Can you print the data exactly and leave out each image?

Records from a data source

— Start —

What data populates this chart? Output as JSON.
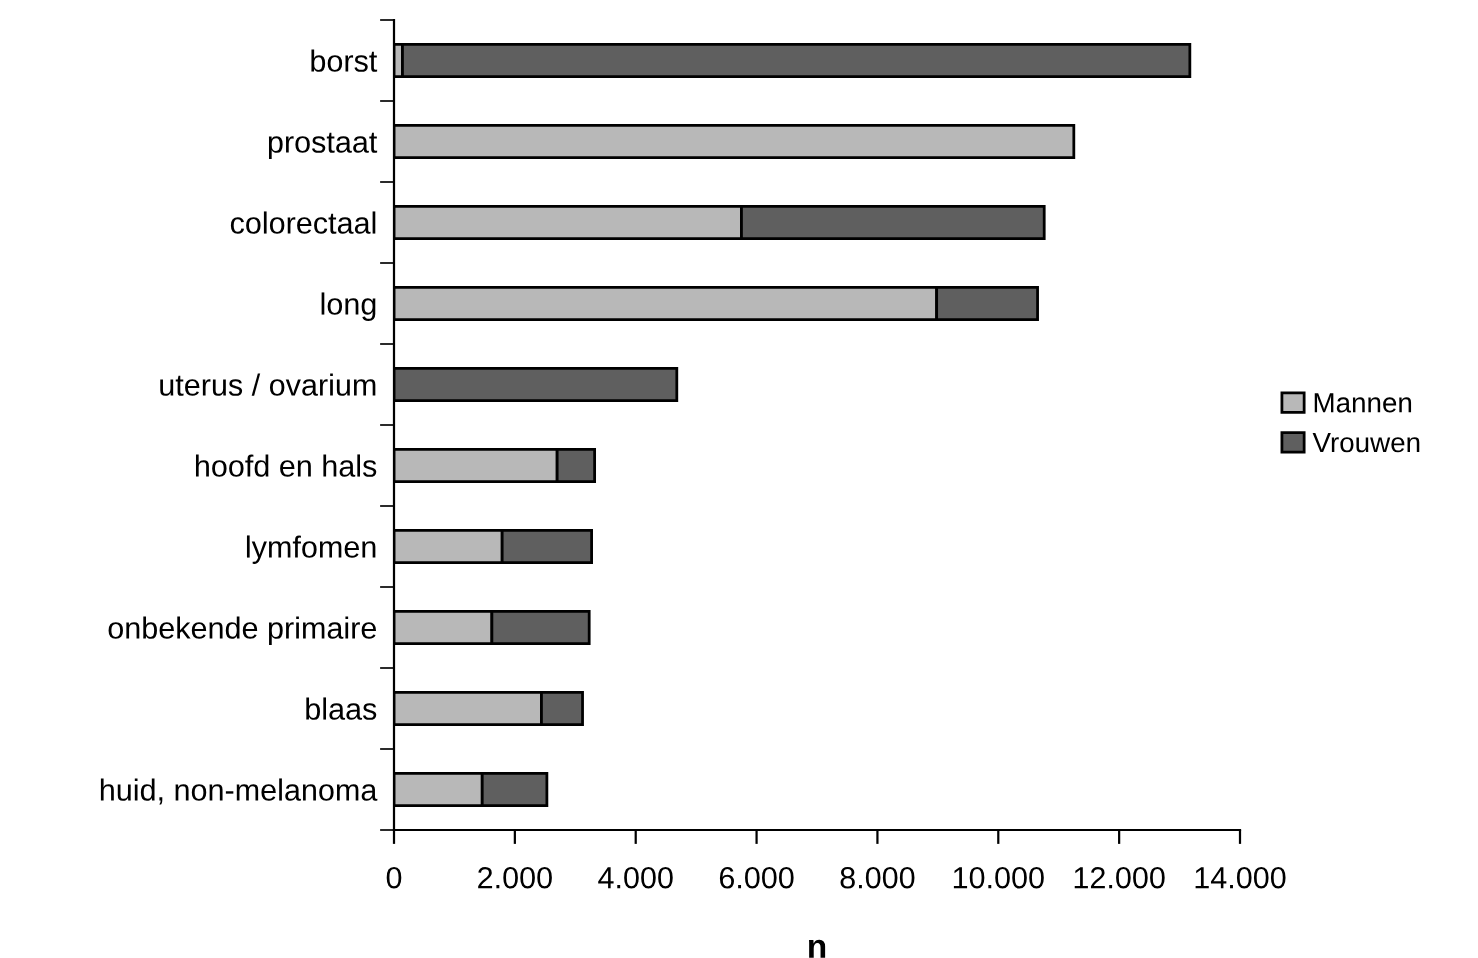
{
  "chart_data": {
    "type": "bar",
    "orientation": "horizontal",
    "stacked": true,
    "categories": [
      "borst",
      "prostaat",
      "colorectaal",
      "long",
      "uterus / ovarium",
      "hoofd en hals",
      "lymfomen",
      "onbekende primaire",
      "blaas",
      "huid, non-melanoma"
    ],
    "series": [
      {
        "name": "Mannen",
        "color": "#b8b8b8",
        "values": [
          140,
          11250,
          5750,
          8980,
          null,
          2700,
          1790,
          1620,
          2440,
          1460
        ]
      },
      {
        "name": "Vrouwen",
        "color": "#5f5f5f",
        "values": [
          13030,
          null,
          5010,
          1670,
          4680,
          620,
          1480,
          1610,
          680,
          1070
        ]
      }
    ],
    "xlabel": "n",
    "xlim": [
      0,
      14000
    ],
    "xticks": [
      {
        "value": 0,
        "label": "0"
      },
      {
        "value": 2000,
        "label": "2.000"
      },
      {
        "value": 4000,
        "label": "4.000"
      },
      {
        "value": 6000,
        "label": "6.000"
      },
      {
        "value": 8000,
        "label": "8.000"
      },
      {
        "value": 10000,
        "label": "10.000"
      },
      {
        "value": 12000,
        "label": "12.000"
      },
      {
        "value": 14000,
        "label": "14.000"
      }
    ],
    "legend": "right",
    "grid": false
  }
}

— End —

- [SOLUTION]:
What data populates this chart? Output as JSON.
{
  "chart_data": {
    "type": "bar",
    "orientation": "horizontal",
    "stacked": true,
    "categories": [
      "borst",
      "prostaat",
      "colorectaal",
      "long",
      "uterus / ovarium",
      "hoofd en hals",
      "lymfomen",
      "onbekende primaire",
      "blaas",
      "huid, non-melanoma"
    ],
    "series": [
      {
        "name": "Mannen",
        "color": "#b8b8b8",
        "values": [
          140,
          11250,
          5750,
          8980,
          null,
          2700,
          1790,
          1620,
          2440,
          1460
        ]
      },
      {
        "name": "Vrouwen",
        "color": "#5f5f5f",
        "values": [
          13030,
          null,
          5010,
          1670,
          4680,
          620,
          1480,
          1610,
          680,
          1070
        ]
      }
    ],
    "xlabel": "n",
    "xlim": [
      0,
      14000
    ],
    "xticks": [
      {
        "value": 0,
        "label": "0"
      },
      {
        "value": 2000,
        "label": "2.000"
      },
      {
        "value": 4000,
        "label": "4.000"
      },
      {
        "value": 6000,
        "label": "6.000"
      },
      {
        "value": 8000,
        "label": "8.000"
      },
      {
        "value": 10000,
        "label": "10.000"
      },
      {
        "value": 12000,
        "label": "12.000"
      },
      {
        "value": 14000,
        "label": "14.000"
      }
    ],
    "legend": "right",
    "grid": false
  }
}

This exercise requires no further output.